→ **Consigne**
Pourriez-vous poursuivre le texte ci-dessous sur les forces aériennes libyennes, à partir de sa dernière phrase ?

→ **Source**
▶

Une restructuration au début du
millénaire causa la dissolution de plusieurs escadrons. Les Mirages V furent
revendus au Pakistan, alors que les Mig-23BN et les Mig-25 étaient retirés du
service. La levée de l’embargo permit à
la FAAL de faire réviser certains de ses appareils, comme les Mirage F1ED, à
l’étranger.
Ses principales bases aériennes (BA) étaient Mitiga, dans la région de
Tripoli, Misrata, siège de l’académie de
l’air, Gurdabya, près de Syrte, Benina, près de Benghazi, Gamel Abdel Nasser
près de Tobrouk, Sebha et El-Outia. Certaines de transport opéraient depuis la
zone militaire de l’aéroport internationale de Tripoli. En février 2011, la
chasse libyenne était forte de deux escadrons équipés de Mig-23MS, MF et ML,
d’un escadron de Mig-21Bis et d’un escadron de Mirage F1ED. Parmi ceux-ci, seuls les Mig-23MF et ML
étaient équipés pour tirer des missiles guidés par leurs radars de bord, et
donc capables d’engager un adversaire au-delà de de l’horizon visuel du
pilote. Dans leur ensemble, et à des
degrés divers, les systèmes d’armes équipant ces intercepteurs sont
désuets. Pour être utilisés
efficacement, ils devraient donc opérer sous la supervision de contrôleurs
aériens basés à terre et capables de leur donner une image précise de la situation tactique. L’ensemble de ces appareils étaient capables
d’emporter des bombes et des lance-roquettes destinés à des cibles terrestres.
La
force de frappe de la FAAL était constituée principalement par les six Su-24MK
du 1124ème escadron auxquels s’ajoutaient deux escadrons de
Su-22M-3K. Le Su-24 est un engin
redoutable, capable de lâcher 3 tonnes de bombes à des centaines de kilomètres
de son point de départ, après une approche de l’objectif à grande vitesse et à
basse altitude pour diminuer les risques de détection par l’adversaire. Les Su-22 acquirent durant la guerre
Iran-Irak une réputation de fiabilité et de robustesse. Les L-39, G-2 et SF-260 qui équipaient les
quatre escadrons d’écolage de la FAAL pouvaient tous être utilisés dans des
missions d’attaque légère. Enfin, la
force aérienne comptait un à deux escadrons d’hélicoptères d’attaque Mil-24.
Le
transport aérien, vital dans un pays de la taille de la Libye, était assuré par
quatre escadrons équipés de C-130, d’Il-76, d’An-26 et d’An-32, complétés par
trois escadrons d’hélicoptères de transport disposant de Mil-8, Mil-17 et de
CH-47. Un unique escadron de Mil-14
appuyait la marine.
La
défense anti-aérienne
Les moyens anti-aériens de la Libye
peuvent être séparés en deux ensemble distincts ; les systèmes stratégiques
et les systèmes tactiques. Cette séparation demeure bien sûre théorique car des
systèmes tactiques comme les SA-6 peuvent parfaitement être utilisés dans un
cadre stratégique.

◀

→ **Données fournies**
▶

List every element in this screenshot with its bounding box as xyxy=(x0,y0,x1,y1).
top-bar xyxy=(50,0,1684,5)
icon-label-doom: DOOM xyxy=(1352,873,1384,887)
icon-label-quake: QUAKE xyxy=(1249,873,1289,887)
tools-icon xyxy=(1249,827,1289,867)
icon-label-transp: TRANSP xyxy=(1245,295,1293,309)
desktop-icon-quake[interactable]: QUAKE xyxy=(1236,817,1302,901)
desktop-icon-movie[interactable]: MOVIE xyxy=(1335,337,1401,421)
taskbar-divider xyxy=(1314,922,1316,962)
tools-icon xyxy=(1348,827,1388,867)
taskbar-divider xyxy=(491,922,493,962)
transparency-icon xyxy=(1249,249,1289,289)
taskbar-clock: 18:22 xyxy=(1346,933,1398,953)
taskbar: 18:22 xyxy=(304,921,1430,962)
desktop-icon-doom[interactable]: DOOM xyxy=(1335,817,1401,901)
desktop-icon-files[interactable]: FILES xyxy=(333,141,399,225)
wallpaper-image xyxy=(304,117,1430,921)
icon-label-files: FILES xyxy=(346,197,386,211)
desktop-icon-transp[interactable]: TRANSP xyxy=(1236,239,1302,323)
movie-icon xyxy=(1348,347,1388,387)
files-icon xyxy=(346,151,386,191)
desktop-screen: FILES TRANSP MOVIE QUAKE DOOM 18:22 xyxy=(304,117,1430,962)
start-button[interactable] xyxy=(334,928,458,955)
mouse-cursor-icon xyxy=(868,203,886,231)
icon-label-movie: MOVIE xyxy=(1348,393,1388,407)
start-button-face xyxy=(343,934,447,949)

◀

→ **Résultat de l'exercice**
Les
systèmes stratégiques étaient chargés de la protection des centres
névralgiques, civils et militaires du pays. La capitale, Tripoli, bénéficiait
de la protection la plus dense, assurée par des batteries de missiles sol-air aux
capacités complémentaires. La défense anti-aérienne alignait des matériels dont
la mise en service était antérieure à la mise en place de l'embargo sur les
armes de l'ONU. Nombre de sites de missiles anti-aériens avaient été laissés à
l’abandon. EIle disposait malgré tout de batteries de SA-5, capables de frapper
des cibles à très longues portées, et de SA-2 et SA-3. Faute d'avoir été
modernisés ou modifiés, ils sont connus des occidentaux, qui sont capables de détecter
et brouiller leurs émissions sans difficultés. Les batteries de missiles ont l'inconvénient
d'être peu mobiles et leurs sites de lancement sont difficiles à camoufler, ce
qui les rend d‘autant plus vulnérables.
La mission principale des systèmes
tactiques est la protection des forces
terrestres. La Libye s’était équipée avec des lanceurs de missiles guidés par
radar SA-8 et SA-6, et à guidage infrarouge
SA-9 et 13. Ces matériels sont aussi relativement anciens et leurs
caractéristiques bien connues. Ils ont une portée plus faible que les systèmes
stratégiques, mais ont l'avantage d'être beaucoup plus mobiles et plus aisément
dissimulables, car montés sur des châssis de camions ou de blindés. Le seul ajout documenté et récent dans l'arsenal
de défense anti-aérienne libyen a été l’achat de SA-24 auprès de la Russie. Il
s’agit d’un affut double de SA-18, équivalent russe du Stinger américain,
suffisamment petit pour être monté à l'arrière d'un pick-up. Il représente une
menace dangereuse pour tout aéronef volant suffisamment bas pour entrer dans
son enveloppe de tir. Enfin, il convient
de mentionner l'artillerie anti-aérienne de petit calibre dont les troupes
libyennes sont abondamment pourvues. Les
bataillons mécanisés et blindés bénéficient d’une dotation théorique de 4
automoteurs ZSU-23-4, et les monotubes, bitubes et quadri tubes ZPU de 14.5mm
sont omniprésents. Ces canons sont tous utilisables contre des cibles
terrestres. Cette artillerie, même
désuète, représente un danger mortel pour tout aéronef la survolant à faible altitude.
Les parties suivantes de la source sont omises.